___ RECORDED DATA ___

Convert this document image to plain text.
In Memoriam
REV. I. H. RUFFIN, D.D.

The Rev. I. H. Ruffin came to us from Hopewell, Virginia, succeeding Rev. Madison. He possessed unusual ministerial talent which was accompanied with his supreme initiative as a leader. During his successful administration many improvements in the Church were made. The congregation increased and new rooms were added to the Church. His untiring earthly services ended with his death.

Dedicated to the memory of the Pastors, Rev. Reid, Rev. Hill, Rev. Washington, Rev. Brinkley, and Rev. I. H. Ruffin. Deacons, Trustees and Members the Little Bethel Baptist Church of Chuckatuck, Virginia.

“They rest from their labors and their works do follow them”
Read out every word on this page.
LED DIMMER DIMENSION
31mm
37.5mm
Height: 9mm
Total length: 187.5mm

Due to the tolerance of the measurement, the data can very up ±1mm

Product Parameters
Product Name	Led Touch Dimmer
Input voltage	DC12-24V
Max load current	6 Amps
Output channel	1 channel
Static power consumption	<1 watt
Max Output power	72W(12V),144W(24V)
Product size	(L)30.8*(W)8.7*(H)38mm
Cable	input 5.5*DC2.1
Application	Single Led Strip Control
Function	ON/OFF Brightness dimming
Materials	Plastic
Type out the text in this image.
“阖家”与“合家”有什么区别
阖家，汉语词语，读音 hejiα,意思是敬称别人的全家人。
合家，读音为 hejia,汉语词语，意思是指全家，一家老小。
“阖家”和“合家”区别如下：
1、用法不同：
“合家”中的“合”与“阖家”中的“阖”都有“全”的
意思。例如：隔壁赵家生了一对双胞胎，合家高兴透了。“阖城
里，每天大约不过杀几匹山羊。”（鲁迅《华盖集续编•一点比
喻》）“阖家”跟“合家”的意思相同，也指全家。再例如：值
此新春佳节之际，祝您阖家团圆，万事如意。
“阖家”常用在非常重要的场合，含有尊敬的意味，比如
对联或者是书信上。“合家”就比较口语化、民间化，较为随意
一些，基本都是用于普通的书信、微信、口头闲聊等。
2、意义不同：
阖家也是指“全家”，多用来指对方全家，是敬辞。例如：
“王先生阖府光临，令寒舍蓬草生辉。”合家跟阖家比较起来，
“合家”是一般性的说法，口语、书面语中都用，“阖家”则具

___

:: AIM ::
The records above should all be quoted exactly, please.

:: EXPECTED ANSWER ::
Convert this document image to plain text.
In Memoriam
REV. I. H. RUFFIN, D.D.

The Rev. I. H. Ruffin came to us from Hopewell, Virginia, succeeding Rev. Madison. He possessed unusual ministerial talent which was accompanied with his supreme initiative as a leader. During his successful administration many improvements in the Church were made. The congregation increased and new rooms were added to the Church. His untiring earthly services ended with his death.

Dedicated to the memory of the Pastors, Rev. Reid, Rev. Hill, Rev. Washington, Rev. Brinkley, and Rev. I. H. Ruffin. Deacons, Trustees and Members the Little Bethel Baptist Church of Chuckatuck, Virginia.

“They rest from their labors and their works do follow them”
Read out every word on this page.
LED DIMMER DIMENSION
31mm
37.5mm
Height: 9mm
Total length: 187.5mm

Due to the tolerance of the measurement, the data can very up ±1mm

Product Parameters
Product Name	Led Touch Dimmer
Input voltage	DC12-24V
Max load current	6 Amps
Output channel	1 channel
Static power consumption	<1 watt
Max Output power	72W(12V),144W(24V)
Product size	(L)30.8*(W)8.7*(H)38mm
Cable	input 5.5*DC2.1
Application	Single Led Strip Control
Function	ON/OFF Brightness dimming
Materials	Plastic
Type out the text in this image.
“阖家”与“合家”有什么区别
阖家，汉语词语，读音 hejiα,意思是敬称别人的全家人。
合家，读音为 hejia,汉语词语，意思是指全家，一家老小。
“阖家”和“合家”区别如下：
1、用法不同：
“合家”中的“合”与“阖家”中的“阖”都有“全”的
意思。例如：隔壁赵家生了一对双胞胎，合家高兴透了。“阖城
里，每天大约不过杀几匹山羊。”（鲁迅《华盖集续编•一点比
喻》）“阖家”跟“合家”的意思相同，也指全家。再例如：值
此新春佳节之际，祝您阖家团圆，万事如意。
“阖家”常用在非常重要的场合，含有尊敬的意味，比如
对联或者是书信上。“合家”就比较口语化、民间化，较为随意
一些，基本都是用于普通的书信、微信、口头闲聊等。
2、意义不同：
阖家也是指“全家”，多用来指对方全家，是敬辞。例如：
“王先生阖府光临，令寒舍蓬草生辉。”合家跟阖家比较起来，
“合家”是一般性的说法，口语、书面语中都用，“阖家”则具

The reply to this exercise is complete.